_What the task asks_. Look through the lines below and extract any with the word "from".

Begin

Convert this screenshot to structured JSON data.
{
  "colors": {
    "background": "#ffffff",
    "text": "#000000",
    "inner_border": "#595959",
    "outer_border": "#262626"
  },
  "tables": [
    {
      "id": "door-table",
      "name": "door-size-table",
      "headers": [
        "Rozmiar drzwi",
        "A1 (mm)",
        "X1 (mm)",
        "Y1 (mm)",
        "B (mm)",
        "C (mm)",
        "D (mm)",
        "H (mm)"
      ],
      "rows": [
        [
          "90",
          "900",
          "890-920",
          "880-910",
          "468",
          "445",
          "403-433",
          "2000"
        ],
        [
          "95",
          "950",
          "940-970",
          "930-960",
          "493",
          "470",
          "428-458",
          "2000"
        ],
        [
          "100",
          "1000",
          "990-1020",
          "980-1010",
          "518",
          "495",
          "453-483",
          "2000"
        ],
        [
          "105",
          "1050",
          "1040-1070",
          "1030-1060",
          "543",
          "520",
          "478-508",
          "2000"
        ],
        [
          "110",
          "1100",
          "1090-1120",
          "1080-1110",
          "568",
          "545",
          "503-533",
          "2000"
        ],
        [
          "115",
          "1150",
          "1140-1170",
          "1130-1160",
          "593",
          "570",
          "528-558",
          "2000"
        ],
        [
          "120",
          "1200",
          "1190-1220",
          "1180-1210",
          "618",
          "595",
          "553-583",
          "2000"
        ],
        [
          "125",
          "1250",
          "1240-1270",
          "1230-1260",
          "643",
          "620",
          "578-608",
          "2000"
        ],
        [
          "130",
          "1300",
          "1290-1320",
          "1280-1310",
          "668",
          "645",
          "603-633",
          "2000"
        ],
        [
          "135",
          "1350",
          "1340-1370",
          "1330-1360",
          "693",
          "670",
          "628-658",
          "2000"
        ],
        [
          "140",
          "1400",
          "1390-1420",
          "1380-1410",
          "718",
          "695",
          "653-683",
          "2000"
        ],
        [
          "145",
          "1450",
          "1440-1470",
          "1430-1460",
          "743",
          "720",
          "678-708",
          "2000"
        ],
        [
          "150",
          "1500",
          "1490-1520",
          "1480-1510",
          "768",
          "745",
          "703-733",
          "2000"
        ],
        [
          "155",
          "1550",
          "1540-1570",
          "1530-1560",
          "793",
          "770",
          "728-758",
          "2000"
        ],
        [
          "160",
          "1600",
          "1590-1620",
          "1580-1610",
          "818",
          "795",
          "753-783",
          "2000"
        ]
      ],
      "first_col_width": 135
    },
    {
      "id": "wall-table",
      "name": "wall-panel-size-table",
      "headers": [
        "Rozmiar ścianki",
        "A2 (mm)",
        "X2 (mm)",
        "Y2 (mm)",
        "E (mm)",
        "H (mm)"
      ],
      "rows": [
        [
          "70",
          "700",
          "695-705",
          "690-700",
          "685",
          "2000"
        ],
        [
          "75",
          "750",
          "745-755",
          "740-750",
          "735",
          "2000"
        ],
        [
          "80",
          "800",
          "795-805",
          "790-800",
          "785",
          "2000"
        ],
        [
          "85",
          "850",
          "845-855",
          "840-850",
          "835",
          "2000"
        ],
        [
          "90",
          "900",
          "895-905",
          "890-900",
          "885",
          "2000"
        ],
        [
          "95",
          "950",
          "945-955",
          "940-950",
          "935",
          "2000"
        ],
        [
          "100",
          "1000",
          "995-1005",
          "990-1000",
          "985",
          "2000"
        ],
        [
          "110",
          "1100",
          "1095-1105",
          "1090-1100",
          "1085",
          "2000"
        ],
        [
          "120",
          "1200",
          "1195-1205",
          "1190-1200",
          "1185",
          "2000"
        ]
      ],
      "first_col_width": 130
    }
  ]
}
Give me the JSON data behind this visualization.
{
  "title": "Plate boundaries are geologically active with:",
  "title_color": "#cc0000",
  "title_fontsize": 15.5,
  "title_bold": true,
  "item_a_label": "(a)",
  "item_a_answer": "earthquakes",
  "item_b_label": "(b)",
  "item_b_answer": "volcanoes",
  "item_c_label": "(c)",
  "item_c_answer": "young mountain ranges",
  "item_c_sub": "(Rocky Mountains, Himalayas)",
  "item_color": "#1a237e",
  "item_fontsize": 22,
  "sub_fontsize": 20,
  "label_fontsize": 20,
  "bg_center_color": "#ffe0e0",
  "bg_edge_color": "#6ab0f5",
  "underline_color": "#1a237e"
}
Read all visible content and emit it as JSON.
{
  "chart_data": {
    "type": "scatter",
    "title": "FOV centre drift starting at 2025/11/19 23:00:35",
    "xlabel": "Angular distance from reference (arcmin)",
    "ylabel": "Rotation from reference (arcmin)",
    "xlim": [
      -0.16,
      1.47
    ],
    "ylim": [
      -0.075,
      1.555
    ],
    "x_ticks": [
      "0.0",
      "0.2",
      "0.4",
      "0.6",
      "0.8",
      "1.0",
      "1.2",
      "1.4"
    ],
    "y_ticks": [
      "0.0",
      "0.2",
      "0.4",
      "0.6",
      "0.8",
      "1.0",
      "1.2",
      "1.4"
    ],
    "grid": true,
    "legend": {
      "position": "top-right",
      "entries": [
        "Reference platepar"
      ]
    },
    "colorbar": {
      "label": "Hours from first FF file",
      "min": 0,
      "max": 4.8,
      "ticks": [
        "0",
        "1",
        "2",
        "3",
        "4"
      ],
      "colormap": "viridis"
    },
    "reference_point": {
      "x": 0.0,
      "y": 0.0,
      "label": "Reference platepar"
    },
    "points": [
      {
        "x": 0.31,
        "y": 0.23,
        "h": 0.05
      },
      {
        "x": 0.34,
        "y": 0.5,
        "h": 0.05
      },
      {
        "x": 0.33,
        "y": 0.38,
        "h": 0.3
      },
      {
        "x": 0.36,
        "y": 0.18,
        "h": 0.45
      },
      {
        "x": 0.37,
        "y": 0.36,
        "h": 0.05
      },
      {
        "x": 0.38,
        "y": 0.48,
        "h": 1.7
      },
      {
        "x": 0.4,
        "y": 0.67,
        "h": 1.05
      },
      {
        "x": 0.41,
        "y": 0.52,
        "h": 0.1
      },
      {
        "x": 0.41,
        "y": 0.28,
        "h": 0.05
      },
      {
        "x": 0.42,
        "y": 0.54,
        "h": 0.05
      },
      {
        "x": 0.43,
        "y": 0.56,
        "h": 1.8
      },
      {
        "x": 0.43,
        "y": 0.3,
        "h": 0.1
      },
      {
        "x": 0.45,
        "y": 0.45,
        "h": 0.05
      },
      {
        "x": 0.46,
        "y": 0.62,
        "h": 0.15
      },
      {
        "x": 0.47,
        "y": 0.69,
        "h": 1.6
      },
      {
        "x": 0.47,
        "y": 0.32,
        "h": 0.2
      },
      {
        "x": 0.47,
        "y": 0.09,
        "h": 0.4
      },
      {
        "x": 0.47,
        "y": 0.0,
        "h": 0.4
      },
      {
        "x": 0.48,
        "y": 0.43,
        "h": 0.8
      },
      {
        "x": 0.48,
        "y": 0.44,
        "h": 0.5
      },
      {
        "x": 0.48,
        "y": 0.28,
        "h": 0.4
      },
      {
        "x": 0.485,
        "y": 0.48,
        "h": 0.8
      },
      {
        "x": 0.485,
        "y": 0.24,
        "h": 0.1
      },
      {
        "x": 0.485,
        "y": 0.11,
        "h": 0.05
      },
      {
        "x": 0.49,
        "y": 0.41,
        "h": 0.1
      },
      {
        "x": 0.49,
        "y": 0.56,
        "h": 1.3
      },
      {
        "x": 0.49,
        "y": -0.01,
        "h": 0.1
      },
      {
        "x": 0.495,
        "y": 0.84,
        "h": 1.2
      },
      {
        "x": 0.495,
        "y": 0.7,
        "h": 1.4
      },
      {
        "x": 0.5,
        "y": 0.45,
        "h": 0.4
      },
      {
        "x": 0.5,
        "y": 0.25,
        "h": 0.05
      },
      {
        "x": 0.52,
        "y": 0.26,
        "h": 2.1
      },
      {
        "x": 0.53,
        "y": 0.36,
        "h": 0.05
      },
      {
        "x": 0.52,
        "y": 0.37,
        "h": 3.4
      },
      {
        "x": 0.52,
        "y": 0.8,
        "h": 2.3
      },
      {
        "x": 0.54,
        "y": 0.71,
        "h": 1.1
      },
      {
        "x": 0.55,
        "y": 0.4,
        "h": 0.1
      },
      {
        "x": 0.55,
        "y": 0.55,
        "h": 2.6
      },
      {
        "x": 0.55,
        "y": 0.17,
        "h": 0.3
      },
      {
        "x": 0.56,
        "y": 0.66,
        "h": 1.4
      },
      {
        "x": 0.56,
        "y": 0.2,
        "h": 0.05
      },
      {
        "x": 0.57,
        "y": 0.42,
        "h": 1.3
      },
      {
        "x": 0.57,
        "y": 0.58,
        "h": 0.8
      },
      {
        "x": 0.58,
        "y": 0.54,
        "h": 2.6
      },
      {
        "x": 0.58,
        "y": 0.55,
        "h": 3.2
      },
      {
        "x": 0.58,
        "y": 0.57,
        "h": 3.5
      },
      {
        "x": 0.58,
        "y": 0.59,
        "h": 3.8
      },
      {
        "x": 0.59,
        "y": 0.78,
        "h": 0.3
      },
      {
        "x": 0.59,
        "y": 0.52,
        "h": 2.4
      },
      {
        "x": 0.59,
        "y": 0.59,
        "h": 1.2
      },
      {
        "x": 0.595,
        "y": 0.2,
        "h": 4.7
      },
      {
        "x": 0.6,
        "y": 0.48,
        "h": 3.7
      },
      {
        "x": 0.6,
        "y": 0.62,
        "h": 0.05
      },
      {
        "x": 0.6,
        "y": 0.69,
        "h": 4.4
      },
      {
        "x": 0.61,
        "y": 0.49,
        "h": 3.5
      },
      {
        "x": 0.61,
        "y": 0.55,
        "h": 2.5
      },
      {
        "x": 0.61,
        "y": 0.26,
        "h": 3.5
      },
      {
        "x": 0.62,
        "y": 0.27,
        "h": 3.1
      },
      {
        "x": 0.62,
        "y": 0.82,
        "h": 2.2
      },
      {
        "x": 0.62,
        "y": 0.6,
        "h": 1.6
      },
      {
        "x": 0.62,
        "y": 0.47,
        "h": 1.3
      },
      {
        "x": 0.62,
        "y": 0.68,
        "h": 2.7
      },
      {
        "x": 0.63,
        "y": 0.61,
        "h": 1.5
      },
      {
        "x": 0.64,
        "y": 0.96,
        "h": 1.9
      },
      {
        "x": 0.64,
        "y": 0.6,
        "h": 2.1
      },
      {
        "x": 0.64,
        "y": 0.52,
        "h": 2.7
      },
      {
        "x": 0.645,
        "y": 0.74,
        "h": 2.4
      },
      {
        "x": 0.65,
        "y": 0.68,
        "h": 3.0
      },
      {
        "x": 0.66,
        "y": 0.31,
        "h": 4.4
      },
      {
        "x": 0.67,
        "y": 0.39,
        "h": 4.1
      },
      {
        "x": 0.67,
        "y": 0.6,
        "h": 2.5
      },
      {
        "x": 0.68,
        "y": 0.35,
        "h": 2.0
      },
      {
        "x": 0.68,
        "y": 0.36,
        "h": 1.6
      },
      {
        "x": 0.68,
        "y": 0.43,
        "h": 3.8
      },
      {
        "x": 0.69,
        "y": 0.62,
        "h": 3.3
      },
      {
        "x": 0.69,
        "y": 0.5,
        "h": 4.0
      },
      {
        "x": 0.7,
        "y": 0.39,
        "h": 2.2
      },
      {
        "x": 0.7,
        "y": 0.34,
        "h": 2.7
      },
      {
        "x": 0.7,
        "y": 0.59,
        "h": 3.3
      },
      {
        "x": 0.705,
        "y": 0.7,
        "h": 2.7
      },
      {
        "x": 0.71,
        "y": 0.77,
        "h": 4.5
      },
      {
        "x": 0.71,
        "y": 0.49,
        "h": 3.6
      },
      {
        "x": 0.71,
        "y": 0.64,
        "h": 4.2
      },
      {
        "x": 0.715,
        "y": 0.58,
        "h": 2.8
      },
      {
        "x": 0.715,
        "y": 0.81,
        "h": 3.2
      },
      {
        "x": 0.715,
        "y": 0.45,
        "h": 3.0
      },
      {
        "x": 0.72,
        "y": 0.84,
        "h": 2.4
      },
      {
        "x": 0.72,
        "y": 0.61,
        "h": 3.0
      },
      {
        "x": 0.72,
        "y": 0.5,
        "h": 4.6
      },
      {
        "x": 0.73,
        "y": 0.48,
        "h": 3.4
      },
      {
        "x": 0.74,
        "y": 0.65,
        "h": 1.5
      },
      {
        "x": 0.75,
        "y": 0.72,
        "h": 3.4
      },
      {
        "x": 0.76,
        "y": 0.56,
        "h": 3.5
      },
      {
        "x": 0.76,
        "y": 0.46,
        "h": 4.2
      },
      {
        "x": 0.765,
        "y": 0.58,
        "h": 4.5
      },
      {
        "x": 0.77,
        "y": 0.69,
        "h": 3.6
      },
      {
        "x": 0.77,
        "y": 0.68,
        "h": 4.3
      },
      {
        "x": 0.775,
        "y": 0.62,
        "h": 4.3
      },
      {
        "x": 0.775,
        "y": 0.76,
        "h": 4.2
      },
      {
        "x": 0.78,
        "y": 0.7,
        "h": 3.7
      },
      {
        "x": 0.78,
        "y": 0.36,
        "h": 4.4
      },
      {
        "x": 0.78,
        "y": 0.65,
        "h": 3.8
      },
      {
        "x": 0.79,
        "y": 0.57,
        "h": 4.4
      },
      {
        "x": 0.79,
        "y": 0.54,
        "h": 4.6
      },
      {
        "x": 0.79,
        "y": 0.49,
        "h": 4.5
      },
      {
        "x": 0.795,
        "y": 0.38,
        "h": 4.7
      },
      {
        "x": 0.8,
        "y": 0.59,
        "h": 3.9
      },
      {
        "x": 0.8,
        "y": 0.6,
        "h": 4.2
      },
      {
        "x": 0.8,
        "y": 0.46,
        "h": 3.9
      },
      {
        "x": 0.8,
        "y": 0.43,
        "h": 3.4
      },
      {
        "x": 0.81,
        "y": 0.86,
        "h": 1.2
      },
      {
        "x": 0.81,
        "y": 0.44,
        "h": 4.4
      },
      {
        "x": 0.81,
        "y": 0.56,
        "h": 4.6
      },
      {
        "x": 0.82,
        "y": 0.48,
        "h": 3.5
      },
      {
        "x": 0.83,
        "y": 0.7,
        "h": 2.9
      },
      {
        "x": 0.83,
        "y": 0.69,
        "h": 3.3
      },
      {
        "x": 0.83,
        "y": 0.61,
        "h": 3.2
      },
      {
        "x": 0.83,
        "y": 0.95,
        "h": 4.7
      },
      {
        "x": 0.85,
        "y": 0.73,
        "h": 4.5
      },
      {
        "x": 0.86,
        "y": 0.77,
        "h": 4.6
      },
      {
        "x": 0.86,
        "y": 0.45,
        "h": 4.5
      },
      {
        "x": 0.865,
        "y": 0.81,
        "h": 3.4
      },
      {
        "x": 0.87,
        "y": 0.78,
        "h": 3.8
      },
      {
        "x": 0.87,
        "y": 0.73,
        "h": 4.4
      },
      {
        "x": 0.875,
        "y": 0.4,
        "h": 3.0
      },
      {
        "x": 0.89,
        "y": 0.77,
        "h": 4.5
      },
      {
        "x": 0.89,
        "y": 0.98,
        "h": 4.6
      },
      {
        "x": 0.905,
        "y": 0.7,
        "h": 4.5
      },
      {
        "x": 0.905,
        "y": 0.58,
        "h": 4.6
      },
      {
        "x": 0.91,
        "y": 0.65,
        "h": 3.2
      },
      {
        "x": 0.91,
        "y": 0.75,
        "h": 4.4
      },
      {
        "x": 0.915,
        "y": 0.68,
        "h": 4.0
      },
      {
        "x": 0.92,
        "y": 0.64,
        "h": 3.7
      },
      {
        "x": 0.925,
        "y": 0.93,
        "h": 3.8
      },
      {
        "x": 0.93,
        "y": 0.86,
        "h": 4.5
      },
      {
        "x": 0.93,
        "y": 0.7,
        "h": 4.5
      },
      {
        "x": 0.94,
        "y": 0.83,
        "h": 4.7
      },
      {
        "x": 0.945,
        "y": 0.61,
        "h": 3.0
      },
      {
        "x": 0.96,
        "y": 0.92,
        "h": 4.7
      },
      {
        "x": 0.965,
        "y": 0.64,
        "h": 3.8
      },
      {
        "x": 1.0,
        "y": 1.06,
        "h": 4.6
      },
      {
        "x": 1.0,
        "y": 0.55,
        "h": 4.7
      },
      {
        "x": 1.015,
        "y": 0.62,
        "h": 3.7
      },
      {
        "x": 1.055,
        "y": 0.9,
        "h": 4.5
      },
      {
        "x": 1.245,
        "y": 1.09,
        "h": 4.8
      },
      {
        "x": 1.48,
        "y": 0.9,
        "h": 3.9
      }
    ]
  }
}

End

_Solved problem_.
    "xlabel": "Angular distance from reference (arcmin)",
    "ylabel": "Rotation from reference (arcmin)",
      "label": "Hours from first FF file",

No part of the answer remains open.